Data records
▬▬▬▬▬▬▬▬▬▬

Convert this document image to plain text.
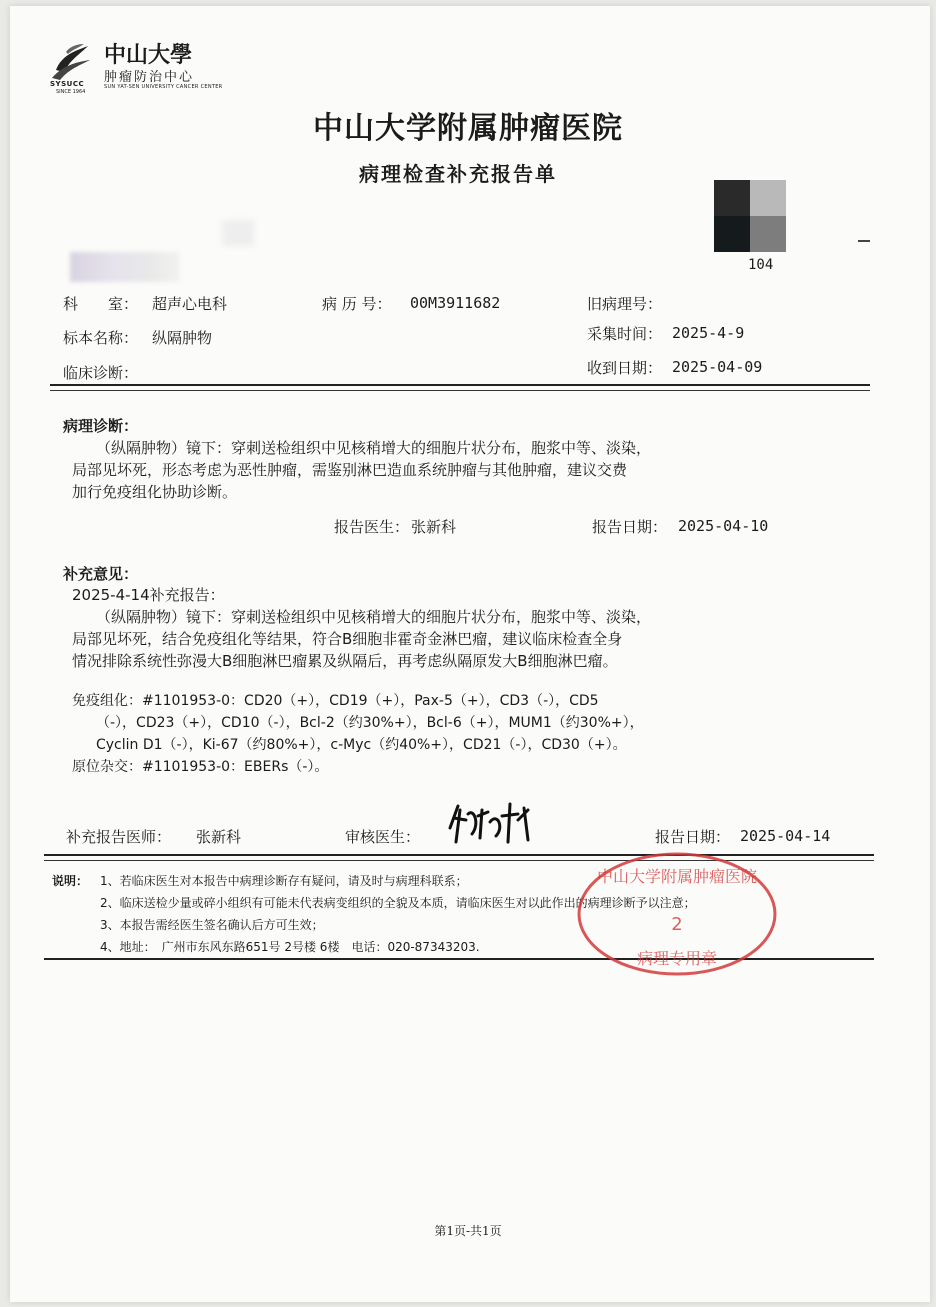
SYSUCC
SINCE 1964
中山大學
肿瘤防治中心
SUN YAT-SEN UNIVERSITY CANCER CENTER
中山大学附属肿瘤医院
病理检查补充报告单
104
科　　室： 超声心电科	病 历 号： 00M3911682	旧病理号：
标本名称： 纵隔肿物	采集时间： 2025-4-9
临床诊断：	收到日期： 2025-04-09
病理诊断：
（纵隔肿物）镜下：穿刺送检组织中见核稍增大的细胞片状分布，胞浆中等、淡染，
局部见坏死，形态考虑为恶性肿瘤，需鉴别淋巴造血系统肿瘤与其他肿瘤，建议交费
加行免疫组化协助诊断。
报告医生： 张新科	报告日期： 2025-04-10
补充意见：
2025-4-14补充报告：
（纵隔肿物）镜下：穿刺送检组织中见核稍增大的细胞片状分布，胞浆中等、淡染，
局部见坏死，结合免疫组化等结果，符合B细胞非霍奇金淋巴瘤，建议临床检查全身
情况排除系统性弥漫大B细胞淋巴瘤累及纵隔后，再考虑纵隔原发大B细胞淋巴瘤。
免疫组化：#1101953-0：CD20（+），CD19（+），Pax-5（+），CD3（-），CD5
（-），CD23（+），CD10（-），Bcl-2（约30%+），Bcl-6（+），MUM1（约30%+），
Cyclin D1（-），Ki-67（约80%+），c-Myc（约40%+），CD21（-），CD30（+）。
原位杂交：#1101953-0：EBERs（-）。
补充报告医师： 张新科	审核医生：	报告日期： 2025-04-14
说明： 1、若临床医生对本报告中病理诊断存有疑问，请及时与病理科联系；
2、临床送检少量或碎小组织有可能未代表病变组织的全貌及本质，请临床医生对以此作出的病理诊断予以注意；
3、本报告需经医生签名确认后方可生效；
4、地址：　广州市东风东路651号 2号楼 6楼　电话：020-87343203.
中山大学附属肿瘤医院
2
病理专用章
第1页-共1页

▬▬▬▬▬▬▬▬▬▬

Return the material exactly as given, apart from the pictures.

Convert this document image to plain text.
SYSUCC
SINCE 1964
中山大學
肿瘤防治中心
SUN YAT-SEN UNIVERSITY CANCER CENTER
中山大学附属肿瘤医院
病理检查补充报告单
104
科　　室： 超声心电科	病 历 号： 00M3911682	旧病理号：
标本名称： 纵隔肿物	采集时间： 2025-4-9
临床诊断：	收到日期： 2025-04-09
病理诊断：
（纵隔肿物）镜下：穿刺送检组织中见核稍增大的细胞片状分布，胞浆中等、淡染，
局部见坏死，形态考虑为恶性肿瘤，需鉴别淋巴造血系统肿瘤与其他肿瘤，建议交费
加行免疫组化协助诊断。
报告医生： 张新科	报告日期： 2025-04-10
补充意见：
2025-4-14补充报告：
（纵隔肿物）镜下：穿刺送检组织中见核稍增大的细胞片状分布，胞浆中等、淡染，
局部见坏死，结合免疫组化等结果，符合B细胞非霍奇金淋巴瘤，建议临床检查全身
情况排除系统性弥漫大B细胞淋巴瘤累及纵隔后，再考虑纵隔原发大B细胞淋巴瘤。
免疫组化：#1101953-0：CD20（+），CD19（+），Pax-5（+），CD3（-），CD5
（-），CD23（+），CD10（-），Bcl-2（约30%+），Bcl-6（+），MUM1（约30%+），
Cyclin D1（-），Ki-67（约80%+），c-Myc（约40%+），CD21（-），CD30（+）。
原位杂交：#1101953-0：EBERs（-）。
补充报告医师： 张新科	审核医生：	报告日期： 2025-04-14
说明： 1、若临床医生对本报告中病理诊断存有疑问，请及时与病理科联系；
2、临床送检少量或碎小组织有可能未代表病变组织的全貌及本质，请临床医生对以此作出的病理诊断予以注意；
3、本报告需经医生签名确认后方可生效；
4、地址：　广州市东风东路651号 2号楼 6楼　电话：020-87343203.
中山大学附属肿瘤医院
2
病理专用章
第1页-共1页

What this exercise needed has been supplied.